Problem
Return each line in the records below that includes "with".

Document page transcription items
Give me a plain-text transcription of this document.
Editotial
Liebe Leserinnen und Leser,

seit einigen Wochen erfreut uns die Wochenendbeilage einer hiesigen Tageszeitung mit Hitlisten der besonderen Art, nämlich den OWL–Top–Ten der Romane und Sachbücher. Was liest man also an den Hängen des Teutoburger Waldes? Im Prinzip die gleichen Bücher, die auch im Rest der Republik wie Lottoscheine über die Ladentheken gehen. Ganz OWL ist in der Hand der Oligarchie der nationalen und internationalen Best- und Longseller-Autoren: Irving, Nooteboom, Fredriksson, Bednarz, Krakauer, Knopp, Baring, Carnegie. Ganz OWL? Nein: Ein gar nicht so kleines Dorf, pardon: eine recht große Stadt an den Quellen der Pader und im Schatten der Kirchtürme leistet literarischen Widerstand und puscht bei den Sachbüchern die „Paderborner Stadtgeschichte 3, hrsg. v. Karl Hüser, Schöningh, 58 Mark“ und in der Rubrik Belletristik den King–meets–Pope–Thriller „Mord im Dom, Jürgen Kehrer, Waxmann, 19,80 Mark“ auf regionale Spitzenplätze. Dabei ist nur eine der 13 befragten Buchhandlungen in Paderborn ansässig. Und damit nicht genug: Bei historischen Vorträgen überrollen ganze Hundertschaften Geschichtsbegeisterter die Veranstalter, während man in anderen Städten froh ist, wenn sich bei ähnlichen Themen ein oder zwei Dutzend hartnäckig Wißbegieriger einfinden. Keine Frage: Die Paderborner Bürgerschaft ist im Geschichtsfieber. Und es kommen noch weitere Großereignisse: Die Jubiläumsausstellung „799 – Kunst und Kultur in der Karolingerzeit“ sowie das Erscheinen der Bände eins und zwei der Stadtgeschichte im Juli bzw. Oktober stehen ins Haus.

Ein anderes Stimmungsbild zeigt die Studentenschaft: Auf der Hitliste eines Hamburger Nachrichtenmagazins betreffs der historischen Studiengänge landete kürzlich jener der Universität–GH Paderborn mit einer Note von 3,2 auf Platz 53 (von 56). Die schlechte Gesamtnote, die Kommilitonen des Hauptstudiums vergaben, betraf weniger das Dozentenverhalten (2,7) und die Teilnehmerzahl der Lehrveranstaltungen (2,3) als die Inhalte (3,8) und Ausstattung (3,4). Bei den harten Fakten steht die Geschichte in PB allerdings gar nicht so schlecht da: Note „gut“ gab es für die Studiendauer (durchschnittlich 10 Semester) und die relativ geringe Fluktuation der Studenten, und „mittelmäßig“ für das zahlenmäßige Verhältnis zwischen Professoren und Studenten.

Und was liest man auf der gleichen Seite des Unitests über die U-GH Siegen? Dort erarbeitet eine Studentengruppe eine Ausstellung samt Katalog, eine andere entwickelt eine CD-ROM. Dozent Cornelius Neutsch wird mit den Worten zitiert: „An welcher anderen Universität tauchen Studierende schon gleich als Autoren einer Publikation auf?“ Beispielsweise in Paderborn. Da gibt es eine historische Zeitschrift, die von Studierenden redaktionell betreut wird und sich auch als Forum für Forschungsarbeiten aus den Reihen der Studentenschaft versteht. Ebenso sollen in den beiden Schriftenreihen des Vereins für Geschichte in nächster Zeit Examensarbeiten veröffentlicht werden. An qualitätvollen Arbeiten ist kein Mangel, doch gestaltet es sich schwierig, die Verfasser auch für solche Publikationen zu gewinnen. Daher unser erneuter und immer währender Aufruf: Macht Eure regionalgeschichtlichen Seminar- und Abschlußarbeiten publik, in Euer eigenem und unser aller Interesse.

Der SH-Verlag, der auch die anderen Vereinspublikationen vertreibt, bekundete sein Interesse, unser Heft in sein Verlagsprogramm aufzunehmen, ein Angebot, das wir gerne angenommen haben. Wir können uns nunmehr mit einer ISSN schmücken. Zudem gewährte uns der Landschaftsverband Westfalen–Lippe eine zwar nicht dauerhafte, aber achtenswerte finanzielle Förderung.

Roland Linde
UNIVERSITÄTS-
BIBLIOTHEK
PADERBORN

==

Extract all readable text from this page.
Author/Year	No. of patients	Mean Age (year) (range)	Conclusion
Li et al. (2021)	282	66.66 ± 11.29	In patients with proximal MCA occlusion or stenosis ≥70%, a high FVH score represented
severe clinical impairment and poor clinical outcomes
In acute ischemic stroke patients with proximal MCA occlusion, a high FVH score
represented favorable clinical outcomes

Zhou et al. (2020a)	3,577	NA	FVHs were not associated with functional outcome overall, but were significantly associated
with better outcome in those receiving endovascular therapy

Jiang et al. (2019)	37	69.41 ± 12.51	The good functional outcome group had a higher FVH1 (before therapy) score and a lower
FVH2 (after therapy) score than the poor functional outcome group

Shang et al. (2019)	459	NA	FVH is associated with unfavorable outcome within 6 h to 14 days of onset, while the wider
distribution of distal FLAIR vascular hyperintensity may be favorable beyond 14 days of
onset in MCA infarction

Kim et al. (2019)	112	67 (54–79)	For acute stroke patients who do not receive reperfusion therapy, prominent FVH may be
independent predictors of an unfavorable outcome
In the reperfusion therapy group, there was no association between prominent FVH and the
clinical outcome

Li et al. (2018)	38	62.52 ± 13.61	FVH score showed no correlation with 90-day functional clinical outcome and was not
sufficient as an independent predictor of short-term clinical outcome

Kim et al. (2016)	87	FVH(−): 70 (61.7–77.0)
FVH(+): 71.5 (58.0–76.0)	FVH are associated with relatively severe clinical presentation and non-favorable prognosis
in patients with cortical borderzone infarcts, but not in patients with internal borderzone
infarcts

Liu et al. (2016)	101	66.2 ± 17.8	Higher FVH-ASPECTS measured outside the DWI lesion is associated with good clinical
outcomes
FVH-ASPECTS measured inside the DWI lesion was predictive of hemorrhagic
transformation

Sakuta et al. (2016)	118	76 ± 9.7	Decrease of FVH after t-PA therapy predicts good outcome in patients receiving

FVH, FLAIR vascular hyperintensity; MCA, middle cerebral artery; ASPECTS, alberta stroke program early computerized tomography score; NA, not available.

Response to this task
Li et al. (2021)	282	66.66 ± 11.29	In patients with proximal MCA occlusion or stenosis ≥70%, a high FVH score represented
In acute ischemic stroke patients with proximal MCA occlusion, a high FVH score
Zhou et al. (2020a)	3,577	NA	FVHs were not associated with functional outcome overall, but were significantly associated
with better outcome in those receiving endovascular therapy
Shang et al. (2019)	459	NA	FVH is associated with unfavorable outcome within 6 h to 14 days of onset, while the wider
Li et al. (2018)	38	62.52 ± 13.61	FVH score showed no correlation with 90-day functional clinical outcome and was not
FVH(+): 71.5 (58.0–76.0)	FVH are associated with relatively severe clinical presentation and non-favorable prognosis
in patients with cortical borderzone infarcts, but not in patients with internal borderzone
Liu et al. (2016)	101	66.2 ± 17.8	Higher FVH-ASPECTS measured outside the DWI lesion is associated with good clinical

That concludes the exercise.